Look through the material below. Copy each line that contains the string "Jelenetek".
————————
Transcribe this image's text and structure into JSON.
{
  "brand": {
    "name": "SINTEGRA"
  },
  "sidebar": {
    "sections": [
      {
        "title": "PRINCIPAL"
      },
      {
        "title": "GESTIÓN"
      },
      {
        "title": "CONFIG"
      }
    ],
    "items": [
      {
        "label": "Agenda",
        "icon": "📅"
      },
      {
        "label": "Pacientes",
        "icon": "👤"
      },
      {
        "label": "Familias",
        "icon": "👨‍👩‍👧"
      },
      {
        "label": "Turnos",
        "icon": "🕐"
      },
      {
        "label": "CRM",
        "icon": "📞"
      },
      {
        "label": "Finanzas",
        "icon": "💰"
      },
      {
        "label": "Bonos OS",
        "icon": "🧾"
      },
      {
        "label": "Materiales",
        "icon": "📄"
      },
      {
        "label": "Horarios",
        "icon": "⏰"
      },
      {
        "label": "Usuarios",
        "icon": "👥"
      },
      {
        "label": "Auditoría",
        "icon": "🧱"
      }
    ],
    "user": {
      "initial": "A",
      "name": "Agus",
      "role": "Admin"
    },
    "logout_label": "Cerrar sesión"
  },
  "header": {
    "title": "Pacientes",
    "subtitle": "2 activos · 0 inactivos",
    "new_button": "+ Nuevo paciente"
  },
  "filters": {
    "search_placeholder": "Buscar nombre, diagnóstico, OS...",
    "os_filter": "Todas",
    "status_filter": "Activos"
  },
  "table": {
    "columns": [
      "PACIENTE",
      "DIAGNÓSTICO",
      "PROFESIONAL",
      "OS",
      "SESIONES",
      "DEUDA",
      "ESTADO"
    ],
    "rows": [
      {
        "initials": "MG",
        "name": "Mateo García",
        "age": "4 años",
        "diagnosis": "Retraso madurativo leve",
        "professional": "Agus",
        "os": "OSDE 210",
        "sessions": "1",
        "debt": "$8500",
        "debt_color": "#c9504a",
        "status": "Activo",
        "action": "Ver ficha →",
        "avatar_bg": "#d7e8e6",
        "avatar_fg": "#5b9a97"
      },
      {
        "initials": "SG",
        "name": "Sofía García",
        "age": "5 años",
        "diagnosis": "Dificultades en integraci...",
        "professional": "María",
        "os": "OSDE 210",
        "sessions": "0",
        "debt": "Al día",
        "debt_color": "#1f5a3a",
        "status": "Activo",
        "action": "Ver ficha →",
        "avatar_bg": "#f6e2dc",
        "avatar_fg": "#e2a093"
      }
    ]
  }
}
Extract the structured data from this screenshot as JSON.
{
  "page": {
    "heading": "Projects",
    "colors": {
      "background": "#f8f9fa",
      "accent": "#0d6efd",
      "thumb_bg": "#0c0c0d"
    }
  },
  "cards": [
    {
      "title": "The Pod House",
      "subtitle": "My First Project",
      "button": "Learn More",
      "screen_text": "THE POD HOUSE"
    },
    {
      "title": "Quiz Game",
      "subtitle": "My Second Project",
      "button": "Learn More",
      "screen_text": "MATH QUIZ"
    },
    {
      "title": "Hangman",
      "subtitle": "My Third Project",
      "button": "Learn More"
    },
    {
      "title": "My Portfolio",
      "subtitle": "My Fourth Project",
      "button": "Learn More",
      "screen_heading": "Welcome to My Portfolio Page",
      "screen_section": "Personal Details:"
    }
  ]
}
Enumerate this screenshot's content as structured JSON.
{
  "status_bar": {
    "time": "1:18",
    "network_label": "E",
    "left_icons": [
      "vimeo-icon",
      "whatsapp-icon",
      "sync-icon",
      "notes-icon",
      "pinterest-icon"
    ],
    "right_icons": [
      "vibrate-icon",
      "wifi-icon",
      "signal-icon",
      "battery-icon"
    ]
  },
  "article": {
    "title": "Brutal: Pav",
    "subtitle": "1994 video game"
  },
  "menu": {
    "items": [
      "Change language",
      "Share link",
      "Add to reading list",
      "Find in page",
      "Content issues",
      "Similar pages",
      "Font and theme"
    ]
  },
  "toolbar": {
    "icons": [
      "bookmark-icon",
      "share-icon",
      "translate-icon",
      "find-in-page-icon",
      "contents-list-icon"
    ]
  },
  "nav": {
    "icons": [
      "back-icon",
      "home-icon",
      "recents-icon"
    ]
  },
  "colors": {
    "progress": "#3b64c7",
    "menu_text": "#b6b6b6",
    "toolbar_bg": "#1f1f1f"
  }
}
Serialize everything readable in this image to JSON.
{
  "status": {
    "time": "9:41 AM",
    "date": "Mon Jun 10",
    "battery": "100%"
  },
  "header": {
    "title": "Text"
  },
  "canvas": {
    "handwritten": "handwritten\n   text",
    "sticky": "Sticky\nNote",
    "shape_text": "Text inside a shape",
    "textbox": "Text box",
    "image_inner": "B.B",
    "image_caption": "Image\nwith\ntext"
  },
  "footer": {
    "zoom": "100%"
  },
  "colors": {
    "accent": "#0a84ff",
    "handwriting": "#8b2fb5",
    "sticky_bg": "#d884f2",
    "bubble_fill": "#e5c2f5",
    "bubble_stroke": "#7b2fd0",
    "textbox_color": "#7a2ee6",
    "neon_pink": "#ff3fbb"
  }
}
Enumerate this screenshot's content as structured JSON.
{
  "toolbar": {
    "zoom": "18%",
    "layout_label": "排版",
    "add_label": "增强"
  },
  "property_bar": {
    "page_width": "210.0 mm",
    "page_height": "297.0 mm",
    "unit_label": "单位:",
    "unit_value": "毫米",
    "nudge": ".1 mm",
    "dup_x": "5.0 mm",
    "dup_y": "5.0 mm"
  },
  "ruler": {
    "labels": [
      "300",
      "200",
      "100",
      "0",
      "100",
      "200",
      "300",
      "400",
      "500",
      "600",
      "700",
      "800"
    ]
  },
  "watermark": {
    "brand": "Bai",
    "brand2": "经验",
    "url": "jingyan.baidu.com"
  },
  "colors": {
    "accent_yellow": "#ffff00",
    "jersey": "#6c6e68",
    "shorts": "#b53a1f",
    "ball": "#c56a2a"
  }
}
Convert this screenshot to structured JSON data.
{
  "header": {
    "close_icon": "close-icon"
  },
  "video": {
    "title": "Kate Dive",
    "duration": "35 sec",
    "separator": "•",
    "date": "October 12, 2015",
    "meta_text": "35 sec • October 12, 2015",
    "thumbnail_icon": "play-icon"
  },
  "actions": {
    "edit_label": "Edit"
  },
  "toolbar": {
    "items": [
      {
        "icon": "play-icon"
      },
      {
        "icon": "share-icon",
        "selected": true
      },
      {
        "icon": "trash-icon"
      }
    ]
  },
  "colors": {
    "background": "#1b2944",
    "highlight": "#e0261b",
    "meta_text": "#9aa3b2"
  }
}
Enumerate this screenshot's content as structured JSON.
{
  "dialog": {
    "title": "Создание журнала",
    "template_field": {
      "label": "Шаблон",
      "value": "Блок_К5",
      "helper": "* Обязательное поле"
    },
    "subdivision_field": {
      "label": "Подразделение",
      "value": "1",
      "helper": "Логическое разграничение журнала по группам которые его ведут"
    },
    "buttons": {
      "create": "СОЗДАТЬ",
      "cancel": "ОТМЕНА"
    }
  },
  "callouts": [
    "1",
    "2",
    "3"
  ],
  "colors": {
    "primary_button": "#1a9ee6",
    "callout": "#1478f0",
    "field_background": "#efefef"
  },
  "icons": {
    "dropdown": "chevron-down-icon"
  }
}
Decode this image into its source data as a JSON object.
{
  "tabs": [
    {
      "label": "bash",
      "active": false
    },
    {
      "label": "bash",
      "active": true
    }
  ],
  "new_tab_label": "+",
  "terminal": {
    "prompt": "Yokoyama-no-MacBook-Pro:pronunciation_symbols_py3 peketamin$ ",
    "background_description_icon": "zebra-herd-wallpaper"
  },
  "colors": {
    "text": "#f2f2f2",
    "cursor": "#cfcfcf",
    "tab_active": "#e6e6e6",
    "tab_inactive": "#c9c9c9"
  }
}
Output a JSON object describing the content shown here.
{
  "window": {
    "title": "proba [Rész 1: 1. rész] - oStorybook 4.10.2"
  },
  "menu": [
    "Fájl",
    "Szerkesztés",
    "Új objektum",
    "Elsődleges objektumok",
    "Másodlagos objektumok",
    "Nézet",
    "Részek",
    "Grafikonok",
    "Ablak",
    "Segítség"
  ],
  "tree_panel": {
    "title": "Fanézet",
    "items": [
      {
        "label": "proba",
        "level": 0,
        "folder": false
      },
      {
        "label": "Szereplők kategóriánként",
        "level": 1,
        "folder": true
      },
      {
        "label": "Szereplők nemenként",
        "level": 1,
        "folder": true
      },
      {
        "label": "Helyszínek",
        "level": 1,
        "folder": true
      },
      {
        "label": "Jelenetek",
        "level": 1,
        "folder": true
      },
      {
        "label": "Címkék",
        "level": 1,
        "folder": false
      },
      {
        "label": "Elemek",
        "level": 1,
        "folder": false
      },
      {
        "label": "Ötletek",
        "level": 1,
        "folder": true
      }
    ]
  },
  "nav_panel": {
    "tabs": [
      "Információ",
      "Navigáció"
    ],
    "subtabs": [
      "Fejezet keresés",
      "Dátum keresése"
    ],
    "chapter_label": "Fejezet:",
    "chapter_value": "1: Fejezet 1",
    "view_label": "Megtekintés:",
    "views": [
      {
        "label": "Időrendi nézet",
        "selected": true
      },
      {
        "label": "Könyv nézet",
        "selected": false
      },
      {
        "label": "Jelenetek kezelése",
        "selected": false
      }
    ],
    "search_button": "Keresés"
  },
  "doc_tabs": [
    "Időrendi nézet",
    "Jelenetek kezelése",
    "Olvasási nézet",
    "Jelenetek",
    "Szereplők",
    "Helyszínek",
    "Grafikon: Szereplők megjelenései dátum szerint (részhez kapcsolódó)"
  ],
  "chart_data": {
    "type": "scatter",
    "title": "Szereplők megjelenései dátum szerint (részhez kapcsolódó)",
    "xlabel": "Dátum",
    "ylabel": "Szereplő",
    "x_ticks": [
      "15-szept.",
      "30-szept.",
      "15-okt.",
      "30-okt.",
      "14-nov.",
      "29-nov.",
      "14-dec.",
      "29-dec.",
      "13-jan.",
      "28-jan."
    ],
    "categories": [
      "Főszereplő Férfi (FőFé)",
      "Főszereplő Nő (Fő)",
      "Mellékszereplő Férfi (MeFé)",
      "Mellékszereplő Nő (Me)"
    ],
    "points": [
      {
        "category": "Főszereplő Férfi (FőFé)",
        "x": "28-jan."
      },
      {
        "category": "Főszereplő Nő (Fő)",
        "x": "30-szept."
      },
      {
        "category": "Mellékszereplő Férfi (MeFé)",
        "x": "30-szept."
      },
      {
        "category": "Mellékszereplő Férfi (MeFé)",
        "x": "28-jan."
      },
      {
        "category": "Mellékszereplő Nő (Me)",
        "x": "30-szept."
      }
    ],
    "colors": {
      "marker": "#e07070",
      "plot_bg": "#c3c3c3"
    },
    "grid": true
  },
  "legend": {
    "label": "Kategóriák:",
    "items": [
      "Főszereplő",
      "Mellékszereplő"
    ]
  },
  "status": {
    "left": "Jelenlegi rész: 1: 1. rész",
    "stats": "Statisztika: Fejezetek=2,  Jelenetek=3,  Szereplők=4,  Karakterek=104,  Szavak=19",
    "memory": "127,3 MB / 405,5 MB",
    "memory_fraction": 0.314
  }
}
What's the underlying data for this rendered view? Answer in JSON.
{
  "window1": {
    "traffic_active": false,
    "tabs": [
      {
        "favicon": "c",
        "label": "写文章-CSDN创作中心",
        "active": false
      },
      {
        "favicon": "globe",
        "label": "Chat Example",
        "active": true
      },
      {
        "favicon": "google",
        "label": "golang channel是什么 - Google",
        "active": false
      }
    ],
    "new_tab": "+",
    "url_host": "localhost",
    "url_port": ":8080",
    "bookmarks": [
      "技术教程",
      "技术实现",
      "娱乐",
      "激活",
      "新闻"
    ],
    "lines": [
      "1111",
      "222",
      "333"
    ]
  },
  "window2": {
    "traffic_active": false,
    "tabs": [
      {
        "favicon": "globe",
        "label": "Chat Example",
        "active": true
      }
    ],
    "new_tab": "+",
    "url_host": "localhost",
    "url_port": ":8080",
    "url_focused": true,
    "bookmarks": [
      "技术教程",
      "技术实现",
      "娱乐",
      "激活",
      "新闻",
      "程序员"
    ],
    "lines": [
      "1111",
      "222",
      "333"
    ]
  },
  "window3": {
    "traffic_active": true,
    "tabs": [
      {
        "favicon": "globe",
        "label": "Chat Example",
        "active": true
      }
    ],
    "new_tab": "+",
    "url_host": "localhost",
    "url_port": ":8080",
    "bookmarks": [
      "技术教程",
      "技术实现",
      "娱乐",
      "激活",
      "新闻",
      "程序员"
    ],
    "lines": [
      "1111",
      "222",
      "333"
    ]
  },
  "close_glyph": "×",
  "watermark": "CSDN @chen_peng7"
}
————————
## Full output
        "label": "Jelenetek",
        "label": "Jelenetek kezelése",
    "Jelenetek kezelése",
    "Jelenetek",
    "stats": "Statisztika: Fejezetek=2,  Jelenetek=3,  Szereplők=4,  Karakterek=104,  Szavak=19",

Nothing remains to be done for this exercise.